§ Records from a collection
╭──

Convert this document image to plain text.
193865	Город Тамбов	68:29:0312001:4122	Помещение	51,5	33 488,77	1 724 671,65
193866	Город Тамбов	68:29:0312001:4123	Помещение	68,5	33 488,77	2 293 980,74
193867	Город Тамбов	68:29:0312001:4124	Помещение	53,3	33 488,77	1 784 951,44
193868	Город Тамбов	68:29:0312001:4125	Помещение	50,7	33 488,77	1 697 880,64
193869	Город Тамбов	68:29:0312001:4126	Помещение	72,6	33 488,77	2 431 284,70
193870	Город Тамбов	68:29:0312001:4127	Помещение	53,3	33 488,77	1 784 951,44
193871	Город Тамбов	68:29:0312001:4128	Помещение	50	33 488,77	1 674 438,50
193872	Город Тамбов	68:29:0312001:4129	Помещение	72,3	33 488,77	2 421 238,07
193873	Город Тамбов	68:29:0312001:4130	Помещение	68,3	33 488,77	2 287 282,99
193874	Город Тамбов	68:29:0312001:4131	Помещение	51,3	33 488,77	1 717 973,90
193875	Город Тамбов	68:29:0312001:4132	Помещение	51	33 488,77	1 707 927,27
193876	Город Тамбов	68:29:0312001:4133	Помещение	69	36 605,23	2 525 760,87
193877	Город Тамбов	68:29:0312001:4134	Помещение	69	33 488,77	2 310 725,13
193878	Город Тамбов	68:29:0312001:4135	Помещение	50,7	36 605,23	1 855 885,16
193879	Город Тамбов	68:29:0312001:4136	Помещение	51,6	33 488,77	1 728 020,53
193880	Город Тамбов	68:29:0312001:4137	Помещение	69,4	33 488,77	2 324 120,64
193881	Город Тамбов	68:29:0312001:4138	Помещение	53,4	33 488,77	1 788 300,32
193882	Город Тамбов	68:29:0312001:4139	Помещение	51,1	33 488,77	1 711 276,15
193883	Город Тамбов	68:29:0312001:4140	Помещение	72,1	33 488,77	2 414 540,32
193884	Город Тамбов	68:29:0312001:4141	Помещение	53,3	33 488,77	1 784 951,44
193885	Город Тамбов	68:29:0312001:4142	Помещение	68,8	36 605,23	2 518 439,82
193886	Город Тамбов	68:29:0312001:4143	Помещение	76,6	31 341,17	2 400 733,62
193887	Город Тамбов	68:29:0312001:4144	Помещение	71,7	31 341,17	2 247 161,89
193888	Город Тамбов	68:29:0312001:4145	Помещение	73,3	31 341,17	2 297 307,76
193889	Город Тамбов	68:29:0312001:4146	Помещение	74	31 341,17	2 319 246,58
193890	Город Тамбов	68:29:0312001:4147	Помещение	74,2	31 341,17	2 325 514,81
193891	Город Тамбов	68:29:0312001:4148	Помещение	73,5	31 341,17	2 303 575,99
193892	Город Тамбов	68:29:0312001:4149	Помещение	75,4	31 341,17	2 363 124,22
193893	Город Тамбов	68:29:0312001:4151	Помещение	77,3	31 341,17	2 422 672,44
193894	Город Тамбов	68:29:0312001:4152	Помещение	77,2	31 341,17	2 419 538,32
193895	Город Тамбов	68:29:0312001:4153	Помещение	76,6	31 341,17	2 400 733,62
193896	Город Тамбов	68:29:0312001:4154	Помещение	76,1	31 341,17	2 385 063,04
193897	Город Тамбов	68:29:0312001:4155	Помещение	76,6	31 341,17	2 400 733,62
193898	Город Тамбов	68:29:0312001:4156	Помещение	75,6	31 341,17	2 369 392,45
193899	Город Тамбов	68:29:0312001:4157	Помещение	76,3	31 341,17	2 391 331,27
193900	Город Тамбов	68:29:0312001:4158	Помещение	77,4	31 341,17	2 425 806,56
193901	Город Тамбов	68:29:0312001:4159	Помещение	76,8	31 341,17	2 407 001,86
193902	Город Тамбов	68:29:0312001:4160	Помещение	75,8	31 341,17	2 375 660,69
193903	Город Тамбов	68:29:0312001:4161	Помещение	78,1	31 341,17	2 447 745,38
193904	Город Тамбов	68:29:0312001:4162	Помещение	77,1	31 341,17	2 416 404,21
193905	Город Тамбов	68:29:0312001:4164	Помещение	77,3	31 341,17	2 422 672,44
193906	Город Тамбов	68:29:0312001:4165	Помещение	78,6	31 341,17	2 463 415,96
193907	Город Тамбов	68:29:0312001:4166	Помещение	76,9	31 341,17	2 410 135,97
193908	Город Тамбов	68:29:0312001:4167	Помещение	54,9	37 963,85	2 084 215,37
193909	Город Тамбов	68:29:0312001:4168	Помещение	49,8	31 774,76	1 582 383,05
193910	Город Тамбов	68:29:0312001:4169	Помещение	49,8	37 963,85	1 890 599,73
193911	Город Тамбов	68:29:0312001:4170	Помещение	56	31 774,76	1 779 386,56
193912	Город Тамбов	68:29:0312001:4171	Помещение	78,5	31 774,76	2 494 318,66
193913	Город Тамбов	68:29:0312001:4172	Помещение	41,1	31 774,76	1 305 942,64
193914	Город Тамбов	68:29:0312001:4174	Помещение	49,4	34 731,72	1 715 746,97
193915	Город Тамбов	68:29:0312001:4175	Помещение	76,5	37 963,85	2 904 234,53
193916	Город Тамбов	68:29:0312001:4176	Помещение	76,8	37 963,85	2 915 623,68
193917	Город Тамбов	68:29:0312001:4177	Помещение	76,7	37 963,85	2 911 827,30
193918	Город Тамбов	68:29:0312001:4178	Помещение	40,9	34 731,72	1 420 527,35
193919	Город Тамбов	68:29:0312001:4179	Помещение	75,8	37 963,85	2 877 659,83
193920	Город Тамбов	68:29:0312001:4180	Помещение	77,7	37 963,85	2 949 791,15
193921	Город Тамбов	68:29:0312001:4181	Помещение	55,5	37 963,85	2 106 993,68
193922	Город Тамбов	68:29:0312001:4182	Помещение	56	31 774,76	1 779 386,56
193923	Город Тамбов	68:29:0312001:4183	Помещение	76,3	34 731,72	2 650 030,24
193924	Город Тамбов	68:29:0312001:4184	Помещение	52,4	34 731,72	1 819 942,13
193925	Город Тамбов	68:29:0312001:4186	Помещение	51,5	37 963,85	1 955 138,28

╰──

§ Aim
Exact copies of all the records are required.

§ Right answer
Convert this document image to plain text.
193865	Город Тамбов	68:29:0312001:4122	Помещение	51,5	33 488,77	1 724 671,65
193866	Город Тамбов	68:29:0312001:4123	Помещение	68,5	33 488,77	2 293 980,74
193867	Город Тамбов	68:29:0312001:4124	Помещение	53,3	33 488,77	1 784 951,44
193868	Город Тамбов	68:29:0312001:4125	Помещение	50,7	33 488,77	1 697 880,64
193869	Город Тамбов	68:29:0312001:4126	Помещение	72,6	33 488,77	2 431 284,70
193870	Город Тамбов	68:29:0312001:4127	Помещение	53,3	33 488,77	1 784 951,44
193871	Город Тамбов	68:29:0312001:4128	Помещение	50	33 488,77	1 674 438,50
193872	Город Тамбов	68:29:0312001:4129	Помещение	72,3	33 488,77	2 421 238,07
193873	Город Тамбов	68:29:0312001:4130	Помещение	68,3	33 488,77	2 287 282,99
193874	Город Тамбов	68:29:0312001:4131	Помещение	51,3	33 488,77	1 717 973,90
193875	Город Тамбов	68:29:0312001:4132	Помещение	51	33 488,77	1 707 927,27
193876	Город Тамбов	68:29:0312001:4133	Помещение	69	36 605,23	2 525 760,87
193877	Город Тамбов	68:29:0312001:4134	Помещение	69	33 488,77	2 310 725,13
193878	Город Тамбов	68:29:0312001:4135	Помещение	50,7	36 605,23	1 855 885,16
193879	Город Тамбов	68:29:0312001:4136	Помещение	51,6	33 488,77	1 728 020,53
193880	Город Тамбов	68:29:0312001:4137	Помещение	69,4	33 488,77	2 324 120,64
193881	Город Тамбов	68:29:0312001:4138	Помещение	53,4	33 488,77	1 788 300,32
193882	Город Тамбов	68:29:0312001:4139	Помещение	51,1	33 488,77	1 711 276,15
193883	Город Тамбов	68:29:0312001:4140	Помещение	72,1	33 488,77	2 414 540,32
193884	Город Тамбов	68:29:0312001:4141	Помещение	53,3	33 488,77	1 784 951,44
193885	Город Тамбов	68:29:0312001:4142	Помещение	68,8	36 605,23	2 518 439,82
193886	Город Тамбов	68:29:0312001:4143	Помещение	76,6	31 341,17	2 400 733,62
193887	Город Тамбов	68:29:0312001:4144	Помещение	71,7	31 341,17	2 247 161,89
193888	Город Тамбов	68:29:0312001:4145	Помещение	73,3	31 341,17	2 297 307,76
193889	Город Тамбов	68:29:0312001:4146	Помещение	74	31 341,17	2 319 246,58
193890	Город Тамбов	68:29:0312001:4147	Помещение	74,2	31 341,17	2 325 514,81
193891	Город Тамбов	68:29:0312001:4148	Помещение	73,5	31 341,17	2 303 575,99
193892	Город Тамбов	68:29:0312001:4149	Помещение	75,4	31 341,17	2 363 124,22
193893	Город Тамбов	68:29:0312001:4151	Помещение	77,3	31 341,17	2 422 672,44
193894	Город Тамбов	68:29:0312001:4152	Помещение	77,2	31 341,17	2 419 538,32
193895	Город Тамбов	68:29:0312001:4153	Помещение	76,6	31 341,17	2 400 733,62
193896	Город Тамбов	68:29:0312001:4154	Помещение	76,1	31 341,17	2 385 063,04
193897	Город Тамбов	68:29:0312001:4155	Помещение	76,6	31 341,17	2 400 733,62
193898	Город Тамбов	68:29:0312001:4156	Помещение	75,6	31 341,17	2 369 392,45
193899	Город Тамбов	68:29:0312001:4157	Помещение	76,3	31 341,17	2 391 331,27
193900	Город Тамбов	68:29:0312001:4158	Помещение	77,4	31 341,17	2 425 806,56
193901	Город Тамбов	68:29:0312001:4159	Помещение	76,8	31 341,17	2 407 001,86
193902	Город Тамбов	68:29:0312001:4160	Помещение	75,8	31 341,17	2 375 660,69
193903	Город Тамбов	68:29:0312001:4161	Помещение	78,1	31 341,17	2 447 745,38
193904	Город Тамбов	68:29:0312001:4162	Помещение	77,1	31 341,17	2 416 404,21
193905	Город Тамбов	68:29:0312001:4164	Помещение	77,3	31 341,17	2 422 672,44
193906	Город Тамбов	68:29:0312001:4165	Помещение	78,6	31 341,17	2 463 415,96
193907	Город Тамбов	68:29:0312001:4166	Помещение	76,9	31 341,17	2 410 135,97
193908	Город Тамбов	68:29:0312001:4167	Помещение	54,9	37 963,85	2 084 215,37
193909	Город Тамбов	68:29:0312001:4168	Помещение	49,8	31 774,76	1 582 383,05
193910	Город Тамбов	68:29:0312001:4169	Помещение	49,8	37 963,85	1 890 599,73
193911	Город Тамбов	68:29:0312001:4170	Помещение	56	31 774,76	1 779 386,56
193912	Город Тамбов	68:29:0312001:4171	Помещение	78,5	31 774,76	2 494 318,66
193913	Город Тамбов	68:29:0312001:4172	Помещение	41,1	31 774,76	1 305 942,64
193914	Город Тамбов	68:29:0312001:4174	Помещение	49,4	34 731,72	1 715 746,97
193915	Город Тамбов	68:29:0312001:4175	Помещение	76,5	37 963,85	2 904 234,53
193916	Город Тамбов	68:29:0312001:4176	Помещение	76,8	37 963,85	2 915 623,68
193917	Город Тамбов	68:29:0312001:4177	Помещение	76,7	37 963,85	2 911 827,30
193918	Город Тамбов	68:29:0312001:4178	Помещение	40,9	34 731,72	1 420 527,35
193919	Город Тамбов	68:29:0312001:4179	Помещение	75,8	37 963,85	2 877 659,83
193920	Город Тамбов	68:29:0312001:4180	Помещение	77,7	37 963,85	2 949 791,15
193921	Город Тамбов	68:29:0312001:4181	Помещение	55,5	37 963,85	2 106 993,68
193922	Город Тамбов	68:29:0312001:4182	Помещение	56	31 774,76	1 779 386,56
193923	Город Тамбов	68:29:0312001:4183	Помещение	76,3	34 731,72	2 650 030,24
193924	Город Тамбов	68:29:0312001:4184	Помещение	52,4	34 731,72	1 819 942,13
193925	Город Тамбов	68:29:0312001:4186	Помещение	51,5	37 963,85	1 955 138,28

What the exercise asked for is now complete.